--- SOURCE DATA Enclosed Below ---

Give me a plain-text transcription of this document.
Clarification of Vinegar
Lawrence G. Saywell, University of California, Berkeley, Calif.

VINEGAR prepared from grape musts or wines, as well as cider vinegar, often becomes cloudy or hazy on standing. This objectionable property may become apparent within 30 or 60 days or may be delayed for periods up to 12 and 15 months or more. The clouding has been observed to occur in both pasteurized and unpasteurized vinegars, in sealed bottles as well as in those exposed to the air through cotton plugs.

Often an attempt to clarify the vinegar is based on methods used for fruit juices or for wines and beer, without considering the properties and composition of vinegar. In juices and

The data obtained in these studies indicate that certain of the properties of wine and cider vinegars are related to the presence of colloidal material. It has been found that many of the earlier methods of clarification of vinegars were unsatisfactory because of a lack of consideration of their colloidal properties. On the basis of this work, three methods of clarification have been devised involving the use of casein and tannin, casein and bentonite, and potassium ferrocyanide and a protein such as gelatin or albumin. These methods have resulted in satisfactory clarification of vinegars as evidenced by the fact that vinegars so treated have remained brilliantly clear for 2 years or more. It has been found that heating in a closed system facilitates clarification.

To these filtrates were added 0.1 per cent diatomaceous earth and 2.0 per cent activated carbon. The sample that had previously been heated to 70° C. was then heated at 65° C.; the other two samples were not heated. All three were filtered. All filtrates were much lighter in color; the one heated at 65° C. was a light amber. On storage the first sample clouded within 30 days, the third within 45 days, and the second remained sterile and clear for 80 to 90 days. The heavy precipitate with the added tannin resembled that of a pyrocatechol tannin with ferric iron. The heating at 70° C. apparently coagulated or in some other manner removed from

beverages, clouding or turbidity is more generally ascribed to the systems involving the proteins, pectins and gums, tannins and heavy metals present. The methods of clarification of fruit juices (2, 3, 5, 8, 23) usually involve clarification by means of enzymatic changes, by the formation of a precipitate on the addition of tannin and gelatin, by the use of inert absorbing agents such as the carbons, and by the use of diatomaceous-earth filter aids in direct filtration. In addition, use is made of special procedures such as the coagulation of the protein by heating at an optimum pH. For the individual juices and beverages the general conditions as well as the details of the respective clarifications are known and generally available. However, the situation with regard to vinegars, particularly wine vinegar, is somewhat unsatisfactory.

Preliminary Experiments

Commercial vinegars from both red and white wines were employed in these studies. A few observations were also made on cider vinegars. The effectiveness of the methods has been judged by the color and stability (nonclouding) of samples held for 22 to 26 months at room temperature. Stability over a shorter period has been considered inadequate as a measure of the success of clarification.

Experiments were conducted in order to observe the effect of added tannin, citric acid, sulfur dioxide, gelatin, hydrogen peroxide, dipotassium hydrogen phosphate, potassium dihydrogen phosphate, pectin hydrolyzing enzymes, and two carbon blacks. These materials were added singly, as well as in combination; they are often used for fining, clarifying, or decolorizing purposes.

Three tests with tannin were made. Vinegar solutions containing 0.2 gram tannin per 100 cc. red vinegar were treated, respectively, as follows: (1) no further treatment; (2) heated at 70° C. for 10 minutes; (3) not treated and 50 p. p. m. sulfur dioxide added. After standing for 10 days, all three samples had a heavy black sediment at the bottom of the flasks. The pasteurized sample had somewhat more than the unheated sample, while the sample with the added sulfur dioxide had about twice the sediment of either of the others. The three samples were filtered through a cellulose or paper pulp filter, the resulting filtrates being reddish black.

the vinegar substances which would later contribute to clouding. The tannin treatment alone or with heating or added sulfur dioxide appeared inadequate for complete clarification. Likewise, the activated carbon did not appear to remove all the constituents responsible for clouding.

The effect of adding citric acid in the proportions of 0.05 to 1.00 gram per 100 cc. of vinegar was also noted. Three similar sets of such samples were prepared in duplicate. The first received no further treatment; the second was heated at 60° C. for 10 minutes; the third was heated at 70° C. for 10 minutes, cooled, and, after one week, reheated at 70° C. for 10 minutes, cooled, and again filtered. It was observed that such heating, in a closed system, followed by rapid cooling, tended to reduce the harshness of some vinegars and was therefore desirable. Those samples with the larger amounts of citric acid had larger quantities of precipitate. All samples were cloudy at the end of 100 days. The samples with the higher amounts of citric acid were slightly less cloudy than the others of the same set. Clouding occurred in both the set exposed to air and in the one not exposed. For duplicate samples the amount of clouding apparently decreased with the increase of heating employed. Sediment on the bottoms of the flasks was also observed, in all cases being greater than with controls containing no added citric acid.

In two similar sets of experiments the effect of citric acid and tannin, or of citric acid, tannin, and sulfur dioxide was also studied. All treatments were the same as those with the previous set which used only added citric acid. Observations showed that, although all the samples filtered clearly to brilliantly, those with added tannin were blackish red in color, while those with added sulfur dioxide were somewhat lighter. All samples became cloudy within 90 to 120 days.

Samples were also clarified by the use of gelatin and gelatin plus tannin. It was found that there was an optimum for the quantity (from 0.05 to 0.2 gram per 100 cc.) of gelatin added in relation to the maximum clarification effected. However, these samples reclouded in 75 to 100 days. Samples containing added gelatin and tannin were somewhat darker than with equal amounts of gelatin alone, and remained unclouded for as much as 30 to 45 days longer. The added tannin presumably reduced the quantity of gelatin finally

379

--- End of Enclosed SOURCE DATA ---

What you return must match the records exactly, line for line.

Give me a plain-text transcription of this document.
Clarification of Vinegar
Lawrence G. Saywell, University of California, Berkeley, Calif.

VINEGAR prepared from grape musts or wines, as well as cider vinegar, often becomes cloudy or hazy on standing. This objectionable property may become apparent within 30 or 60 days or may be delayed for periods up to 12 and 15 months or more. The clouding has been observed to occur in both pasteurized and unpasteurized vinegars, in sealed bottles as well as in those exposed to the air through cotton plugs.

Often an attempt to clarify the vinegar is based on methods used for fruit juices or for wines and beer, without considering the properties and composition of vinegar. In juices and

The data obtained in these studies indicate that certain of the properties of wine and cider vinegars are related to the presence of colloidal material. It has been found that many of the earlier methods of clarification of vinegars were unsatisfactory because of a lack of consideration of their colloidal properties. On the basis of this work, three methods of clarification have been devised involving the use of casein and tannin, casein and bentonite, and potassium ferrocyanide and a protein such as gelatin or albumin. These methods have resulted in satisfactory clarification of vinegars as evidenced by the fact that vinegars so treated have remained brilliantly clear for 2 years or more. It has been found that heating in a closed system facilitates clarification.

To these filtrates were added 0.1 per cent diatomaceous earth and 2.0 per cent activated carbon. The sample that had previously been heated to 70° C. was then heated at 65° C.; the other two samples were not heated. All three were filtered. All filtrates were much lighter in color; the one heated at 65° C. was a light amber. On storage the first sample clouded within 30 days, the third within 45 days, and the second remained sterile and clear for 80 to 90 days. The heavy precipitate with the added tannin resembled that of a pyrocatechol tannin with ferric iron. The heating at 70° C. apparently coagulated or in some other manner removed from

beverages, clouding or turbidity is more generally ascribed to the systems involving the proteins, pectins and gums, tannins and heavy metals present. The methods of clarification of fruit juices (2, 3, 5, 8, 23) usually involve clarification by means of enzymatic changes, by the formation of a precipitate on the addition of tannin and gelatin, by the use of inert absorbing agents such as the carbons, and by the use of diatomaceous-earth filter aids in direct filtration. In addition, use is made of special procedures such as the coagulation of the protein by heating at an optimum pH. For the individual juices and beverages the general conditions as well as the details of the respective clarifications are known and generally available. However, the situation with regard to vinegars, particularly wine vinegar, is somewhat unsatisfactory.

Preliminary Experiments

Commercial vinegars from both red and white wines were employed in these studies. A few observations were also made on cider vinegars. The effectiveness of the methods has been judged by the color and stability (nonclouding) of samples held for 22 to 26 months at room temperature. Stability over a shorter period has been considered inadequate as a measure of the success of clarification.

Experiments were conducted in order to observe the effect of added tannin, citric acid, sulfur dioxide, gelatin, hydrogen peroxide, dipotassium hydrogen phosphate, potassium dihydrogen phosphate, pectin hydrolyzing enzymes, and two carbon blacks. These materials were added singly, as well as in combination; they are often used for fining, clarifying, or decolorizing purposes.

Three tests with tannin were made. Vinegar solutions containing 0.2 gram tannin per 100 cc. red vinegar were treated, respectively, as follows: (1) no further treatment; (2) heated at 70° C. for 10 minutes; (3) not treated and 50 p. p. m. sulfur dioxide added. After standing for 10 days, all three samples had a heavy black sediment at the bottom of the flasks. The pasteurized sample had somewhat more than the unheated sample, while the sample with the added sulfur dioxide had about twice the sediment of either of the others. The three samples were filtered through a cellulose or paper pulp filter, the resulting filtrates being reddish black.

the vinegar substances which would later contribute to clouding. The tannin treatment alone or with heating or added sulfur dioxide appeared inadequate for complete clarification. Likewise, the activated carbon did not appear to remove all the constituents responsible for clouding.

The effect of adding citric acid in the proportions of 0.05 to 1.00 gram per 100 cc. of vinegar was also noted. Three similar sets of such samples were prepared in duplicate. The first received no further treatment; the second was heated at 60° C. for 10 minutes; the third was heated at 70° C. for 10 minutes, cooled, and, after one week, reheated at 70° C. for 10 minutes, cooled, and again filtered. It was observed that such heating, in a closed system, followed by rapid cooling, tended to reduce the harshness of some vinegars and was therefore desirable. Those samples with the larger amounts of citric acid had larger quantities of precipitate. All samples were cloudy at the end of 100 days. The samples with the higher amounts of citric acid were slightly less cloudy than the others of the same set. Clouding occurred in both the set exposed to air and in the one not exposed. For duplicate samples the amount of clouding apparently decreased with the increase of heating employed. Sediment on the bottoms of the flasks was also observed, in all cases being greater than with controls containing no added citric acid.

In two similar sets of experiments the effect of citric acid and tannin, or of citric acid, tannin, and sulfur dioxide was also studied. All treatments were the same as those with the previous set which used only added citric acid. Observations showed that, although all the samples filtered clearly to brilliantly, those with added tannin were blackish red in color, while those with added sulfur dioxide were somewhat lighter. All samples became cloudy within 90 to 120 days.

Samples were also clarified by the use of gelatin and gelatin plus tannin. It was found that there was an optimum for the quantity (from 0.05 to 0.2 gram per 100 cc.) of gelatin added in relation to the maximum clarification effected. However, these samples reclouded in 75 to 100 days. Samples containing added gelatin and tannin were somewhat darker than with equal amounts of gelatin alone, and remained unclouded for as much as 30 to 45 days longer. The added tannin presumably reduced the quantity of gelatin finally

379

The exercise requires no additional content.